:: Given data ::

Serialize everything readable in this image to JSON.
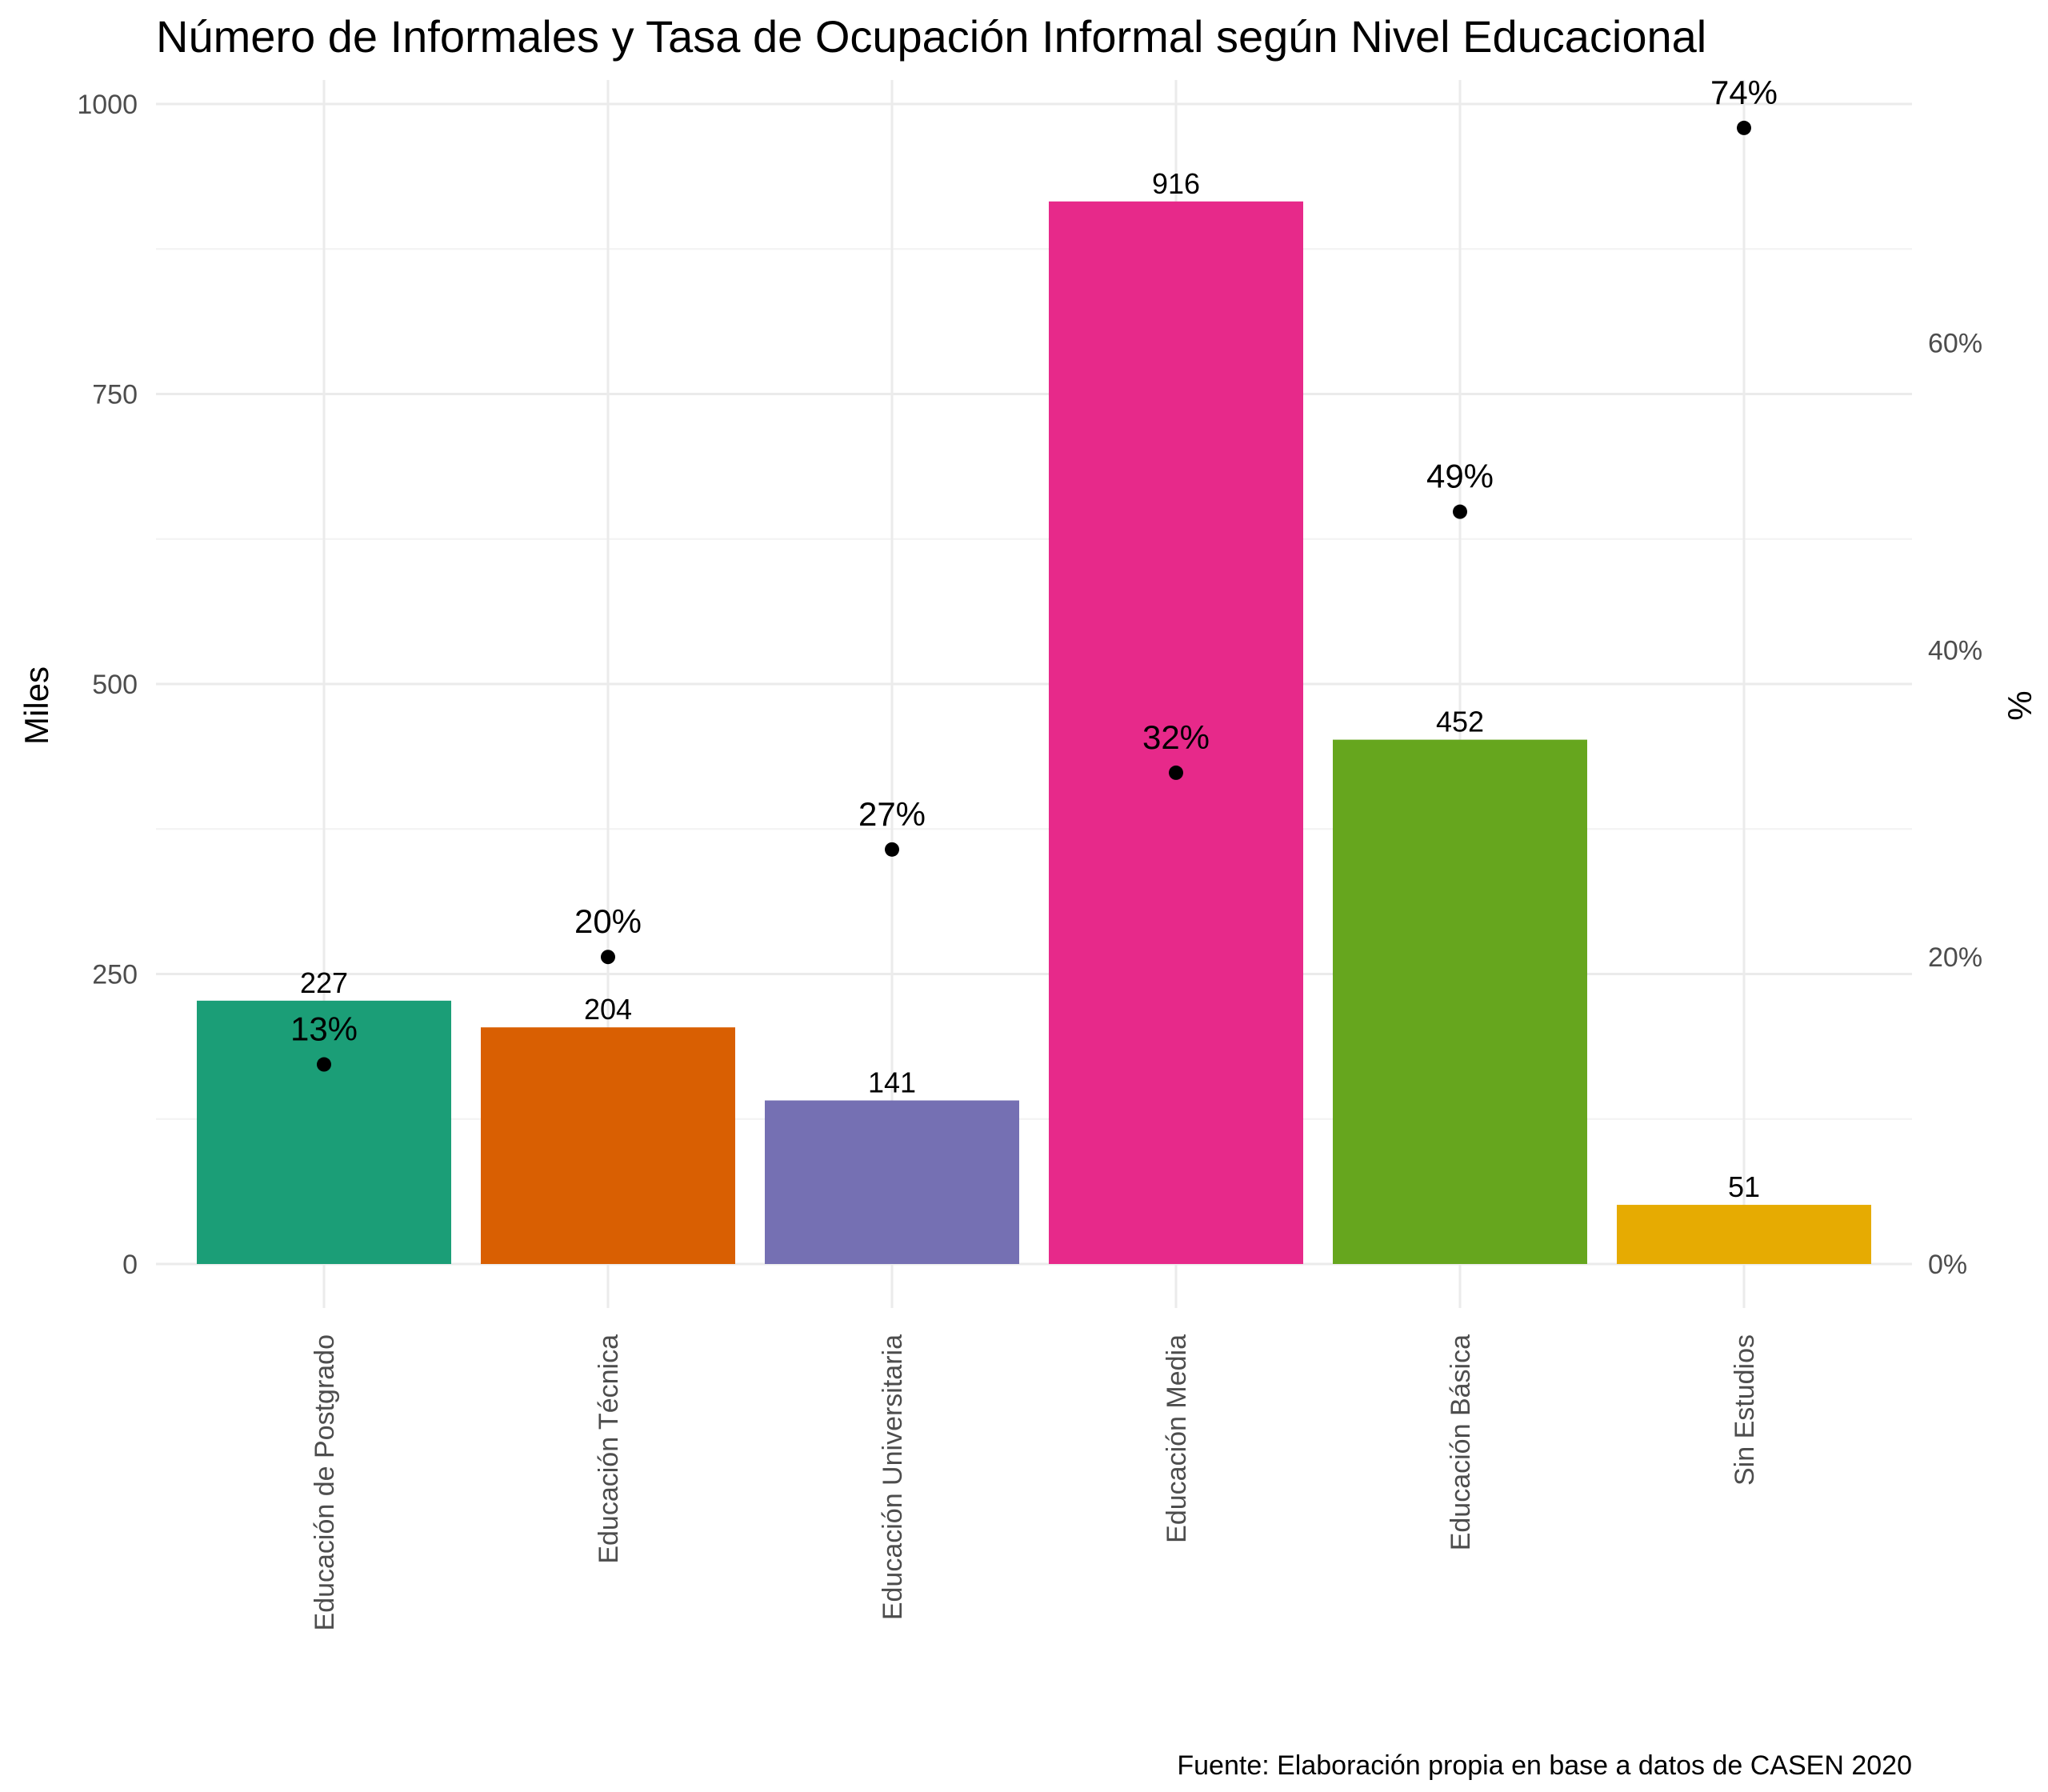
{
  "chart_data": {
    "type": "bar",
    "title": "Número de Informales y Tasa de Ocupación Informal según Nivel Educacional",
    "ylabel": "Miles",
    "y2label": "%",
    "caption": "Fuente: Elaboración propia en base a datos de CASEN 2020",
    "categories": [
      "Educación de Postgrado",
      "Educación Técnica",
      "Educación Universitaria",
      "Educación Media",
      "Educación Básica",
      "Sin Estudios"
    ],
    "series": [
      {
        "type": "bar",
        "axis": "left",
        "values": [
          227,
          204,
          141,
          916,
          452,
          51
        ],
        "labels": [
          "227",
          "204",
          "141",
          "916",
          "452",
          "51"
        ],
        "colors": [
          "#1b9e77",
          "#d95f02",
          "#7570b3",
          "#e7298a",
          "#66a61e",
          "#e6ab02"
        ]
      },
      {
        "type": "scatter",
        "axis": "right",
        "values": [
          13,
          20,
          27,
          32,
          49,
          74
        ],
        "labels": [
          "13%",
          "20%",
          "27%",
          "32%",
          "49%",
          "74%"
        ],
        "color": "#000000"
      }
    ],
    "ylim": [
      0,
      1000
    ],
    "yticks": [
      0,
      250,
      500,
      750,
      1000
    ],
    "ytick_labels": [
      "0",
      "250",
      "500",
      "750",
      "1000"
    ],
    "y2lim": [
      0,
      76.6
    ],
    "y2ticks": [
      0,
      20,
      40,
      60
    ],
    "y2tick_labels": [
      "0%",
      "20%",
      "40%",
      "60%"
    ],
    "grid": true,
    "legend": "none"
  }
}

:::

• _Goal_:
Scan the records for the string "Educación". Copy each line in which it appears.

• _Complete output_:
      "Educación de Postgrado",
      "Educación Técnica",
      "Educación Universitaria",
      "Educación Media",
      "Educación Básica",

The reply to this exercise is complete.